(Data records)

....

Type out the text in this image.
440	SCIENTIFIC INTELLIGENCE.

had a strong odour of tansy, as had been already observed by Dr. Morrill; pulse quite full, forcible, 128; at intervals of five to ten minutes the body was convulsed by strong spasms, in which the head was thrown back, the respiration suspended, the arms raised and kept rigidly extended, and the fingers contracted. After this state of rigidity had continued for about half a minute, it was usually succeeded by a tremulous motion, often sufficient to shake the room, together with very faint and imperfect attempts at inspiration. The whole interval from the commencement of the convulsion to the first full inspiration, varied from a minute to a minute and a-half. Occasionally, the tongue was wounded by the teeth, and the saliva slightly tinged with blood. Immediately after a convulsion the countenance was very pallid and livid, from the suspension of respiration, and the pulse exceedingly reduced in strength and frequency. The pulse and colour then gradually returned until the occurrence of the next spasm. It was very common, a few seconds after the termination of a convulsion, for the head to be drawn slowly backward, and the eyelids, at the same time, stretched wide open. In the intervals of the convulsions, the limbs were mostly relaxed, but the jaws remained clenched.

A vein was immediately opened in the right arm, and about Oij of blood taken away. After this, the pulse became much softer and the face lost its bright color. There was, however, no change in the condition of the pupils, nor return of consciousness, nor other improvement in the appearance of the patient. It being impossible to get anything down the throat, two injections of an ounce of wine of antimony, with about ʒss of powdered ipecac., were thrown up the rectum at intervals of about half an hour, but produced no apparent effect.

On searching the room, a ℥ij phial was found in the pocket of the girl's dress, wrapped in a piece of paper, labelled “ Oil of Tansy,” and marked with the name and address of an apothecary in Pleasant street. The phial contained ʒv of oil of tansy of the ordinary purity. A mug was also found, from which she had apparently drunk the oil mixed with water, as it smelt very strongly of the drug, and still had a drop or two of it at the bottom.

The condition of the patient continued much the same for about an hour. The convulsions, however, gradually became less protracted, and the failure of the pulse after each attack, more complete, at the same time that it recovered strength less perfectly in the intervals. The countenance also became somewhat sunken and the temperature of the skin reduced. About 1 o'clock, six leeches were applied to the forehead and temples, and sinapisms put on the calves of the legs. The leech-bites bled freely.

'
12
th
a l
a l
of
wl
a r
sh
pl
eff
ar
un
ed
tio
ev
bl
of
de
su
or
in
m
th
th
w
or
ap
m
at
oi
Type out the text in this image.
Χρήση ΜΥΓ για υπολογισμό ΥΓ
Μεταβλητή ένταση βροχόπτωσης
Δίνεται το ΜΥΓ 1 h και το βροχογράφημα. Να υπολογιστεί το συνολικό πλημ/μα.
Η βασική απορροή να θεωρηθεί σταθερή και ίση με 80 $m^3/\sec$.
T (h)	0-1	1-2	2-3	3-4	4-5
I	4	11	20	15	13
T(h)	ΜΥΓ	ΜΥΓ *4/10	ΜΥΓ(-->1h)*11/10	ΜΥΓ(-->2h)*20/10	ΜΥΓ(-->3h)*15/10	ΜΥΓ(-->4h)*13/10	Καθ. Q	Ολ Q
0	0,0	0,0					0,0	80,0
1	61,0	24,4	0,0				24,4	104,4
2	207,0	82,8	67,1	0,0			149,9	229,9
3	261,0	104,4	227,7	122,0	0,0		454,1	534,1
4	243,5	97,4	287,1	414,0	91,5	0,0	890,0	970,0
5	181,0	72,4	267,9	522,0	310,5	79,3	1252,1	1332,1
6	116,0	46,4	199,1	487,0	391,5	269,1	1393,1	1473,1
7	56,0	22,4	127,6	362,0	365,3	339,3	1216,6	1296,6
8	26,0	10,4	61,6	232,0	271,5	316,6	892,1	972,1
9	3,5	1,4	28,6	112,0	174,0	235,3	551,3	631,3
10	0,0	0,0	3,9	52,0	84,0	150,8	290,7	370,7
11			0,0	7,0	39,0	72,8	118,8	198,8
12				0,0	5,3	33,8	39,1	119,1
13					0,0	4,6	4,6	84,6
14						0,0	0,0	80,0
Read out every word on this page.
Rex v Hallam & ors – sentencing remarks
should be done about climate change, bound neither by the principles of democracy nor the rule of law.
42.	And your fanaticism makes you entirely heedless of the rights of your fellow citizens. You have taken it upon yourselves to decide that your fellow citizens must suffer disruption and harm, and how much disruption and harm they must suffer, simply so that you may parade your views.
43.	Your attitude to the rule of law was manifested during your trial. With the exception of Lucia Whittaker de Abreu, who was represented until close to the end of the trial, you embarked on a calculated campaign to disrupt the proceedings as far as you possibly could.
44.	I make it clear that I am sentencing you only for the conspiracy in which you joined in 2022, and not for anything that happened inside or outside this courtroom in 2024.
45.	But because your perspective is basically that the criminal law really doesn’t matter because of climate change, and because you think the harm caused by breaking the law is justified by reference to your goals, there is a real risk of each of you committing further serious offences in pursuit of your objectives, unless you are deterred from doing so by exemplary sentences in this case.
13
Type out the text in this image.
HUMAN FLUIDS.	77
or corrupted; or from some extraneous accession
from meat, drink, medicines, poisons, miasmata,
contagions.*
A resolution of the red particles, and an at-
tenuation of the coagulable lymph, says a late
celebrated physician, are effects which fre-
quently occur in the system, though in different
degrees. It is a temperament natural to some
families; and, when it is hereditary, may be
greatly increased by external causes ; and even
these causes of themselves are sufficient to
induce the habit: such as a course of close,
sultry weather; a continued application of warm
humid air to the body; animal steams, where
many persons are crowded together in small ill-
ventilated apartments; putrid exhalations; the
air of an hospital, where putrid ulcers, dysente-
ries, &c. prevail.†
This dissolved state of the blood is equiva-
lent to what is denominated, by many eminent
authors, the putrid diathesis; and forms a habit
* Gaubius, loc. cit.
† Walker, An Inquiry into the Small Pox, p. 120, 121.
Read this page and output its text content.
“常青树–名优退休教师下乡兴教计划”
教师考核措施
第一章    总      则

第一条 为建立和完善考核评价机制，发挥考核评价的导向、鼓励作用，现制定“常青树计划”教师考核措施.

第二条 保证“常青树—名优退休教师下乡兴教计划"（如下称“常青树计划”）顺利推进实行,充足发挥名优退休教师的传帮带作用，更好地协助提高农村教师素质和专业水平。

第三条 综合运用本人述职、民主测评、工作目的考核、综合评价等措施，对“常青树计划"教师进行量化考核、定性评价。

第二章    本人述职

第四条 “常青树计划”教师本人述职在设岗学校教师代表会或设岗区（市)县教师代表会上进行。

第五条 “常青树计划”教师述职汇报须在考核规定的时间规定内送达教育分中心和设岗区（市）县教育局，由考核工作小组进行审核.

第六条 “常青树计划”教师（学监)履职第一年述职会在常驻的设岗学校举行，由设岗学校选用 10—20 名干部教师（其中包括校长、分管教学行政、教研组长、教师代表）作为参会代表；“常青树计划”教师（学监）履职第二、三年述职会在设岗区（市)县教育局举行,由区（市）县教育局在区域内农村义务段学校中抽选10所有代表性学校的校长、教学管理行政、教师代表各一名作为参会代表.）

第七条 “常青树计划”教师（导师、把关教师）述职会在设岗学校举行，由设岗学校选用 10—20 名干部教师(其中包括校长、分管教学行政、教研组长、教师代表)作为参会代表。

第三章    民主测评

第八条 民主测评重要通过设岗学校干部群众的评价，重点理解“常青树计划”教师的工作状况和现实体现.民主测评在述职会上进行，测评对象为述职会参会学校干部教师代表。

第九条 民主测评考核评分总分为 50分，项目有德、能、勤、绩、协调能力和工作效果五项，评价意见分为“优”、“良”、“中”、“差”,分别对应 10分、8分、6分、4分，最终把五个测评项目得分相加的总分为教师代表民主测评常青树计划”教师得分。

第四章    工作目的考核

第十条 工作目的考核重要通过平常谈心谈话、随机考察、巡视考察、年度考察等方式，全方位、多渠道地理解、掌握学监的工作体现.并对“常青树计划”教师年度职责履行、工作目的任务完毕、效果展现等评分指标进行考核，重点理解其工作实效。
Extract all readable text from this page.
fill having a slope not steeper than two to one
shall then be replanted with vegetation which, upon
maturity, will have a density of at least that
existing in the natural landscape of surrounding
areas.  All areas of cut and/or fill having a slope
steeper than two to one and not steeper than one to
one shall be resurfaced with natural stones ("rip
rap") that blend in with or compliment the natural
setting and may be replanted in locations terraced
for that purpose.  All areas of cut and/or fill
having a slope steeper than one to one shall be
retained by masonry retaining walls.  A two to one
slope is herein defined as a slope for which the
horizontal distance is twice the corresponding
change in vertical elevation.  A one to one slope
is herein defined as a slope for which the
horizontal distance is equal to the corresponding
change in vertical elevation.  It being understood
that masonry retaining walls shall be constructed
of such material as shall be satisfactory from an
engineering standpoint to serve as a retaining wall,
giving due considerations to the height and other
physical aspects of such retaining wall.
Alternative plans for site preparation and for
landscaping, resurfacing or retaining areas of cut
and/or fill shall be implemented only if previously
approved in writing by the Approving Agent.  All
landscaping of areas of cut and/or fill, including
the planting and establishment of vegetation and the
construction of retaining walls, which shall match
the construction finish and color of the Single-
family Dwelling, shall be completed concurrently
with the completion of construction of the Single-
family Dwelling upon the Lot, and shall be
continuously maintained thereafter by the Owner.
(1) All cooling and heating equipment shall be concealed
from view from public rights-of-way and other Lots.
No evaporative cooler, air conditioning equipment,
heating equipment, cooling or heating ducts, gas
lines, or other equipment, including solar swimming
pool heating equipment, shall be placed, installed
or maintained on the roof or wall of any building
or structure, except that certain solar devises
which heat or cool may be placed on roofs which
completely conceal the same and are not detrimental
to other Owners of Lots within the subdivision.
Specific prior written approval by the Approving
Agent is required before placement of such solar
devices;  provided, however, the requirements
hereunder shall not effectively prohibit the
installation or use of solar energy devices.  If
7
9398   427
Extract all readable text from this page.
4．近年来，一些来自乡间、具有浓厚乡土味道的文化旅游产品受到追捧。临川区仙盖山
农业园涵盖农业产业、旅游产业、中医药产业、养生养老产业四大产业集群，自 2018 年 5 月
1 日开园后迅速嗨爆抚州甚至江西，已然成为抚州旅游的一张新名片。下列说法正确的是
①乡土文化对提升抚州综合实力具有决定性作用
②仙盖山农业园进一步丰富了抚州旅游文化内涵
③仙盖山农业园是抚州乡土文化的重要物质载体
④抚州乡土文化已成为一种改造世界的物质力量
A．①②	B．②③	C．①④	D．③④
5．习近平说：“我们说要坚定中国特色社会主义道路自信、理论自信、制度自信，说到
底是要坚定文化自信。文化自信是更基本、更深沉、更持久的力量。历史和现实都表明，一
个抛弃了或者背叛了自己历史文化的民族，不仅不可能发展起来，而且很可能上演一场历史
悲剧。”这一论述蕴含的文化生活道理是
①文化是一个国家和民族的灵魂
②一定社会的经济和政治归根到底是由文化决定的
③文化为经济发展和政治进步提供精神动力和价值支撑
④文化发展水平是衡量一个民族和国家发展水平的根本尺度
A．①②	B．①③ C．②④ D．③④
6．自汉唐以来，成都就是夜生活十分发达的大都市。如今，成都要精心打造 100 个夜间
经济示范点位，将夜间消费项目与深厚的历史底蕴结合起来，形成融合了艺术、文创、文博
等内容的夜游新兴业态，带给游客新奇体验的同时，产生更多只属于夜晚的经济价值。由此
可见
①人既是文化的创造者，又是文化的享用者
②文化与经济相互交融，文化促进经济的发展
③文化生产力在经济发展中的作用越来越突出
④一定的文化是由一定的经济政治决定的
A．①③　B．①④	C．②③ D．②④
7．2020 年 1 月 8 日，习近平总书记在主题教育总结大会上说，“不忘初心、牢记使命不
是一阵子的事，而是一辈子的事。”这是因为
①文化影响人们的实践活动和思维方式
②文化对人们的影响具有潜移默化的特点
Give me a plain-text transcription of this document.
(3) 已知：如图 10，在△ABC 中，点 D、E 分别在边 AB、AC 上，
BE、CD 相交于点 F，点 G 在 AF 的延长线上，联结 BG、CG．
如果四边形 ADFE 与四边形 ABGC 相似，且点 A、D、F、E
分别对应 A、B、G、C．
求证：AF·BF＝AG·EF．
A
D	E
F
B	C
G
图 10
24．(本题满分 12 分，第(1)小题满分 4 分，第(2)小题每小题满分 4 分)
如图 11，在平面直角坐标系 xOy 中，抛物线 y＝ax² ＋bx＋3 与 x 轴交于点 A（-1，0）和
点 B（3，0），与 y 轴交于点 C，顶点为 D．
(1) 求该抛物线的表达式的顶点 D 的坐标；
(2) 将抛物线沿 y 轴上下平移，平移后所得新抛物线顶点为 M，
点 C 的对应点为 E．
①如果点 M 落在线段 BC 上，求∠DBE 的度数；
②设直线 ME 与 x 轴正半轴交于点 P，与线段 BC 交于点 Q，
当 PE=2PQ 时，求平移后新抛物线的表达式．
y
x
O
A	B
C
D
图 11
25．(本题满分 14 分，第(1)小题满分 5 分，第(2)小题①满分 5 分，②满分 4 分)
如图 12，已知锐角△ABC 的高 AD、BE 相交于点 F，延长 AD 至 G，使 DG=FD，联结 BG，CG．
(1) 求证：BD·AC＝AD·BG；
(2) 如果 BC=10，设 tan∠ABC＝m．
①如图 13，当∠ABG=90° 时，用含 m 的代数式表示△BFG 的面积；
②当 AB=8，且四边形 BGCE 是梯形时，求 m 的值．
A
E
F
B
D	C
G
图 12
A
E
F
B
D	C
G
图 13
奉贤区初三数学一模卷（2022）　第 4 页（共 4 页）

....

--- BRIEF ---
Check each line of the entries above, and show every one holding the word "小题满分".

--- EXERCISE ANSWER ---
24．(本题满分 12 分，第(1)小题满分 4 分，第(2)小题每小题满分 4 分)
25．(本题满分 14 分，第(1)小题满分 5 分，第(2)小题①满分 5 分，②满分 4 分)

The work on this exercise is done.